▸ OBJECTIVE
What is the count of lines in the listing below that hold the string "personal"? Reply with that number alone.

★ ★ ★

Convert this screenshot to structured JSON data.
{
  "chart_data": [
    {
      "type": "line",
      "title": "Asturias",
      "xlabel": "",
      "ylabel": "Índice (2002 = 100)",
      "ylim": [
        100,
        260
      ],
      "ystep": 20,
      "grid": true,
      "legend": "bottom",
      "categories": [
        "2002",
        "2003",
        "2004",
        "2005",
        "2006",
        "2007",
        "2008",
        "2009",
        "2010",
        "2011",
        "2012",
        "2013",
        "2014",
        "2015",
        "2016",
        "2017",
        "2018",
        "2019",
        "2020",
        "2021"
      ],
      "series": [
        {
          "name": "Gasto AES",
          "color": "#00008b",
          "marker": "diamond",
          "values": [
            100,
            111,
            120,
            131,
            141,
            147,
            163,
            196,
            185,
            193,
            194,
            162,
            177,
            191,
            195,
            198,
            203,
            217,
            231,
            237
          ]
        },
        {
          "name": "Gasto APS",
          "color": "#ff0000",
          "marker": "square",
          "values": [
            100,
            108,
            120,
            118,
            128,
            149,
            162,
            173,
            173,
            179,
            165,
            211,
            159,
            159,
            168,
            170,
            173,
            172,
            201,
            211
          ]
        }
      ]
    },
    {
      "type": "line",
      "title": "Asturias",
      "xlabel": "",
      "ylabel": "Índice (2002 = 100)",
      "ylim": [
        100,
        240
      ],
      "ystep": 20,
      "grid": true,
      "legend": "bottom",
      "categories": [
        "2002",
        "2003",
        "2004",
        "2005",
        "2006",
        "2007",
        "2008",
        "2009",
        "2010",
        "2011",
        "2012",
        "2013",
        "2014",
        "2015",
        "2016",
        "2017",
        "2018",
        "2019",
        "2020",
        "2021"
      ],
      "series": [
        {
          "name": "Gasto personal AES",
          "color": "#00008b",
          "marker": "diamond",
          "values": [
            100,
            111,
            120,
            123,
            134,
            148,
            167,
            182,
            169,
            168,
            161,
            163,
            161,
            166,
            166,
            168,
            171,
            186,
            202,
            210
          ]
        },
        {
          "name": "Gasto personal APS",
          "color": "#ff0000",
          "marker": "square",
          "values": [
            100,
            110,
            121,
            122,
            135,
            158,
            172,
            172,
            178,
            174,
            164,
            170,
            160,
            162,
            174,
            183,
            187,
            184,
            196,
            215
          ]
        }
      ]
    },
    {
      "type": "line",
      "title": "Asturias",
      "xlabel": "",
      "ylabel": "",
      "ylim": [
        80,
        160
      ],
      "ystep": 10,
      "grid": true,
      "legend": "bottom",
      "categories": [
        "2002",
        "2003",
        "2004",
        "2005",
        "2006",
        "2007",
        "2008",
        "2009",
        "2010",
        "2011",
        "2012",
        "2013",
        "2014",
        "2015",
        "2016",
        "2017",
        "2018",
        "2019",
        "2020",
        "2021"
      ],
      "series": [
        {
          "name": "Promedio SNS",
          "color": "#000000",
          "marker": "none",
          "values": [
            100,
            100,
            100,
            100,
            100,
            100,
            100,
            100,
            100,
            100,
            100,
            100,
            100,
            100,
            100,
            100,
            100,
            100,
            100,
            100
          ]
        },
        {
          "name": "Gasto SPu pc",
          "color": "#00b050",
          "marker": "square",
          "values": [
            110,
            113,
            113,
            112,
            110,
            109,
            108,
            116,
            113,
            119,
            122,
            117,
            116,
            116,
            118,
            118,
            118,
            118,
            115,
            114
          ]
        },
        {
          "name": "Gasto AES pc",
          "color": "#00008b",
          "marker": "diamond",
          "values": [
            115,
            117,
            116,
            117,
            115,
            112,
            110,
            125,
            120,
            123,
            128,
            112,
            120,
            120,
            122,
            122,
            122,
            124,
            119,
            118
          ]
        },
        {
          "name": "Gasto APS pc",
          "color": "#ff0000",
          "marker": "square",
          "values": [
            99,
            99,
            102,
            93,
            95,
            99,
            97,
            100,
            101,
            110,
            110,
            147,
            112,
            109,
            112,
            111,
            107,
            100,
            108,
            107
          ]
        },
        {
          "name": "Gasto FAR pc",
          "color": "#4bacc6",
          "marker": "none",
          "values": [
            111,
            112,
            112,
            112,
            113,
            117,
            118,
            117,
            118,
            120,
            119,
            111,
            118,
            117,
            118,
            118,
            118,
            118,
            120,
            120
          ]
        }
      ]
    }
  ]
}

★ ★ ★

▸ WRITTEN SOLUTION
2